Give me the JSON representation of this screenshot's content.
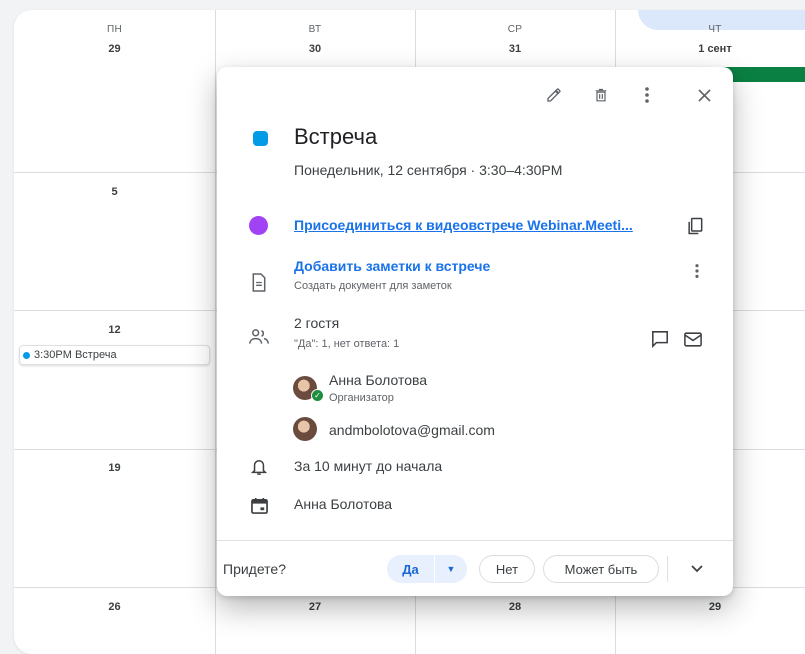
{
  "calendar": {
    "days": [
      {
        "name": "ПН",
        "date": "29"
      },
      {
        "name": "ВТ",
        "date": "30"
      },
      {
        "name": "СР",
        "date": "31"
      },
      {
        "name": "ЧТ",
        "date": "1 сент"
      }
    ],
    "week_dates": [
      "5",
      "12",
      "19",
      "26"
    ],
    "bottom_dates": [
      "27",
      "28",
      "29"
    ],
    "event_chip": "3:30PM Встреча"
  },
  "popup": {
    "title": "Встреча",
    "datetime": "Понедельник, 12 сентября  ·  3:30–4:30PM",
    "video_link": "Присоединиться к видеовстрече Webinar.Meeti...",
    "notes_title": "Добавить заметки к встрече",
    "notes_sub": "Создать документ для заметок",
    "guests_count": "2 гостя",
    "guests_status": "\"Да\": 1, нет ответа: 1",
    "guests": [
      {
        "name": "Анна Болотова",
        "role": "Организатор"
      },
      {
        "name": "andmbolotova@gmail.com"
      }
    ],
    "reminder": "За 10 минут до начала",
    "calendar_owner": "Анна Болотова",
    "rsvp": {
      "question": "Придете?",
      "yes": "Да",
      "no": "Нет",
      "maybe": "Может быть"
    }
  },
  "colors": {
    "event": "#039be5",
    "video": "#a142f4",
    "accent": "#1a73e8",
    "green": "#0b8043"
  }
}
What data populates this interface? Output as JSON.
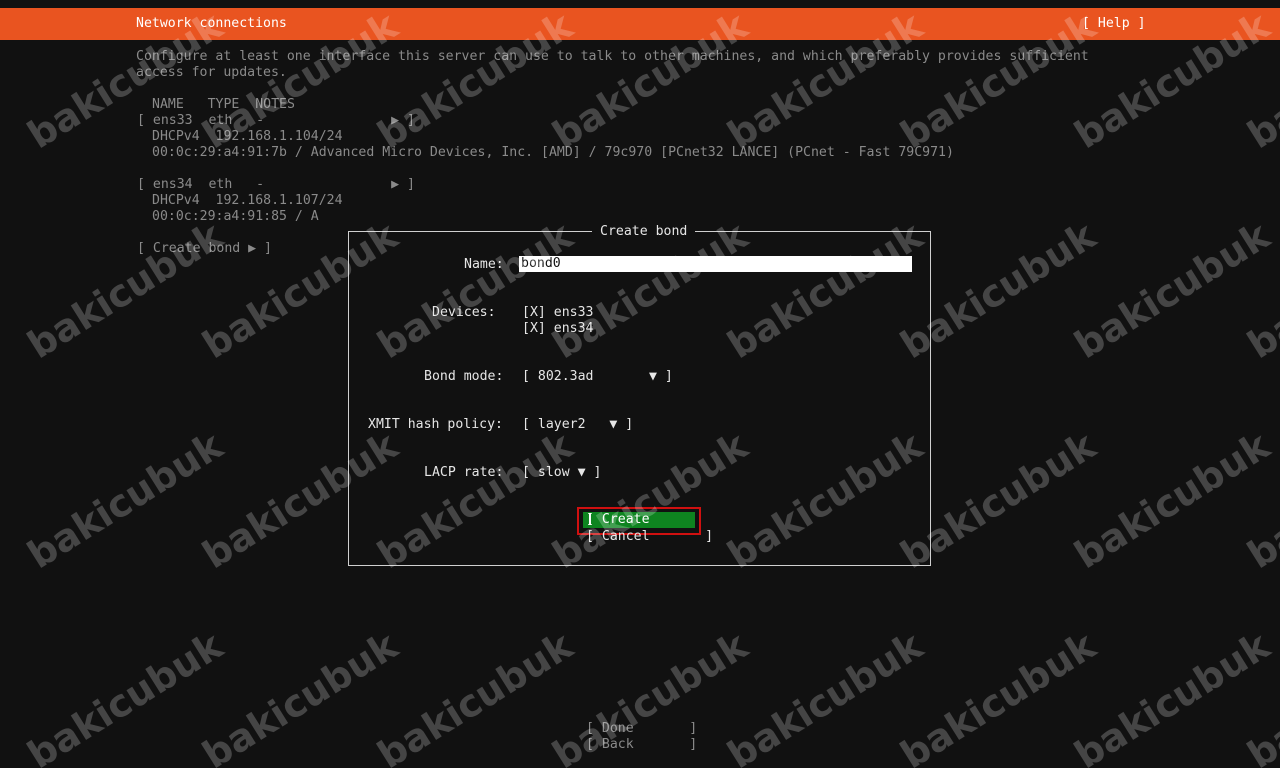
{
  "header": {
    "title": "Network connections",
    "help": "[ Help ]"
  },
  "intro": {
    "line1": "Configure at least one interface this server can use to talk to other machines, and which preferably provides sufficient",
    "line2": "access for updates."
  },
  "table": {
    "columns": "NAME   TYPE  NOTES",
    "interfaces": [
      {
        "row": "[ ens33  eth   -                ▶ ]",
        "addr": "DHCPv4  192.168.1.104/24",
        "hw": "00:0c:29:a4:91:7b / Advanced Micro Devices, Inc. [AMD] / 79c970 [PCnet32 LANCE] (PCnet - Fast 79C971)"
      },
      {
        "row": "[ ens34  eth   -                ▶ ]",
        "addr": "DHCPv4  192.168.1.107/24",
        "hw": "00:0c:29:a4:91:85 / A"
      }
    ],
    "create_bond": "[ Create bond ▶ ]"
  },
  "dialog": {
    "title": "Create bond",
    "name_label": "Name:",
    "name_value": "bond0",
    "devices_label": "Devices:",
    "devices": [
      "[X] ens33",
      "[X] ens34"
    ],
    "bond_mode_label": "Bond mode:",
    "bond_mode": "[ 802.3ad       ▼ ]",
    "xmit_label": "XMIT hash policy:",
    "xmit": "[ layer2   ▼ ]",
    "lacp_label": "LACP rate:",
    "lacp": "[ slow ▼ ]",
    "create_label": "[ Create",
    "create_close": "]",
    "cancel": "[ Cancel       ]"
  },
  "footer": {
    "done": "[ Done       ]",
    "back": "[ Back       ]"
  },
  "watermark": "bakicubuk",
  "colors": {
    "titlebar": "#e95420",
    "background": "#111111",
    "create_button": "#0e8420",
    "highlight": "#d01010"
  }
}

..............................

## EXERCISE DETAILS
Retype the records exactly. Any image in them should not appear in what you write.

## RIGHT ANSWER
Give me the JSON representation of this screenshot's content.
{
  "calendar": {
    "days": [
      {
        "name": "ПН",
        "date": "29"
      },
      {
        "name": "ВТ",
        "date": "30"
      },
      {
        "name": "СР",
        "date": "31"
      },
      {
        "name": "ЧТ",
        "date": "1 сент"
      }
    ],
    "week_dates": [
      "5",
      "12",
      "19",
      "26"
    ],
    "bottom_dates": [
      "27",
      "28",
      "29"
    ],
    "event_chip": "3:30PM Встреча"
  },
  "popup": {
    "title": "Встреча",
    "datetime": "Понедельник, 12 сентября  ·  3:30–4:30PM",
    "video_link": "Присоединиться к видеовстрече Webinar.Meeti...",
    "notes_title": "Добавить заметки к встрече",
    "notes_sub": "Создать документ для заметок",
    "guests_count": "2 гостя",
    "guests_status": "\"Да\": 1, нет ответа: 1",
    "guests": [
      {
        "name": "Анна Болотова",
        "role": "Организатор"
      },
      {
        "name": "andmbolotova@gmail.com"
      }
    ],
    "reminder": "За 10 минут до начала",
    "calendar_owner": "Анна Болотова",
    "rsvp": {
      "question": "Придете?",
      "yes": "Да",
      "no": "Нет",
      "maybe": "Может быть"
    }
  },
  "colors": {
    "event": "#039be5",
    "video": "#a142f4",
    "accent": "#1a73e8",
    "green": "#0b8043"
  }
}
What data populates this interface? Output as JSON.
{
  "header": {
    "title": "Network connections",
    "help": "[ Help ]"
  },
  "intro": {
    "line1": "Configure at least one interface this server can use to talk to other machines, and which preferably provides sufficient",
    "line2": "access for updates."
  },
  "table": {
    "columns": "NAME   TYPE  NOTES",
    "interfaces": [
      {
        "row": "[ ens33  eth   -                ▶ ]",
        "addr": "DHCPv4  192.168.1.104/24",
        "hw": "00:0c:29:a4:91:7b / Advanced Micro Devices, Inc. [AMD] / 79c970 [PCnet32 LANCE] (PCnet - Fast 79C971)"
      },
      {
        "row": "[ ens34  eth   -                ▶ ]",
        "addr": "DHCPv4  192.168.1.107/24",
        "hw": "00:0c:29:a4:91:85 / A"
      }
    ],
    "create_bond": "[ Create bond ▶ ]"
  },
  "dialog": {
    "title": "Create bond",
    "name_label": "Name:",
    "name_value": "bond0",
    "devices_label": "Devices:",
    "devices": [
      "[X] ens33",
      "[X] ens34"
    ],
    "bond_mode_label": "Bond mode:",
    "bond_mode": "[ 802.3ad       ▼ ]",
    "xmit_label": "XMIT hash policy:",
    "xmit": "[ layer2   ▼ ]",
    "lacp_label": "LACP rate:",
    "lacp": "[ slow ▼ ]",
    "create_label": "[ Create",
    "create_close": "]",
    "cancel": "[ Cancel       ]"
  },
  "footer": {
    "done": "[ Done       ]",
    "back": "[ Back       ]"
  },
  "watermark": "bakicubuk",
  "colors": {
    "titlebar": "#e95420",
    "background": "#111111",
    "create_button": "#0e8420",
    "highlight": "#d01010"
  }
}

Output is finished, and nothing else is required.